TASK PROMPT:
Beneath this task is a listing. State how many of its lines include the string "CLASS", giving nothing but the number.

MATERIAL SHOWN:
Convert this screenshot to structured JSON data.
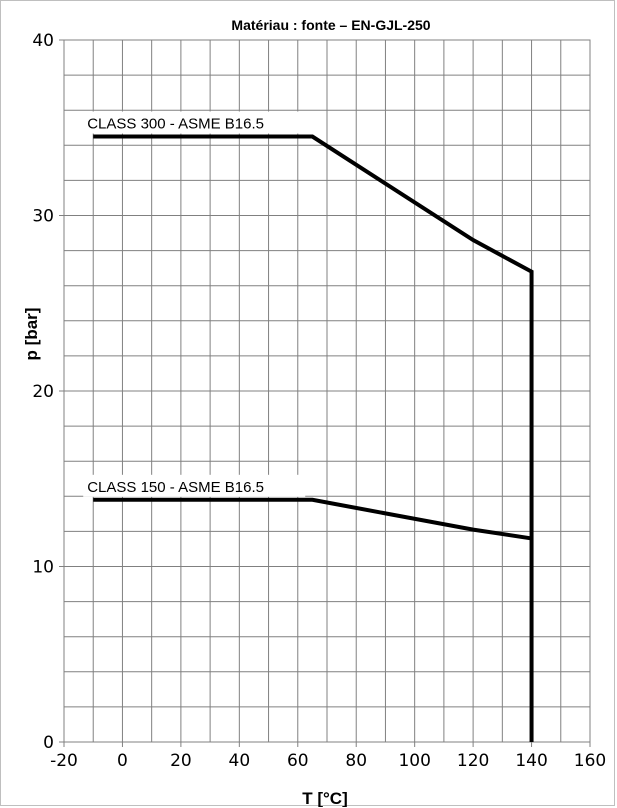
{
  "chart_data": {
    "type": "line",
    "title": "Matériau : fonte – EN-GJL-250",
    "xlabel": "T [°C]",
    "ylabel": "p [bar]",
    "xlim": [
      -20,
      160
    ],
    "ylim": [
      0,
      40
    ],
    "x_ticks": [
      -20,
      0,
      20,
      40,
      60,
      80,
      100,
      120,
      140,
      160
    ],
    "y_ticks": [
      0,
      10,
      20,
      30,
      40
    ],
    "x_minor_step": 10,
    "y_minor_step": 2,
    "grid": true,
    "series": [
      {
        "name": "CLASS 300 - ASME B16.5",
        "color": "#000000",
        "x": [
          -10,
          65,
          120,
          140,
          140
        ],
        "y": [
          34.5,
          34.5,
          28.6,
          26.8,
          0
        ]
      },
      {
        "name": "CLASS 150 - ASME B16.5",
        "color": "#000000",
        "x": [
          -10,
          65,
          120,
          140
        ],
        "y": [
          13.8,
          13.8,
          12.1,
          11.6
        ]
      }
    ]
  }
}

THE REPLY:
2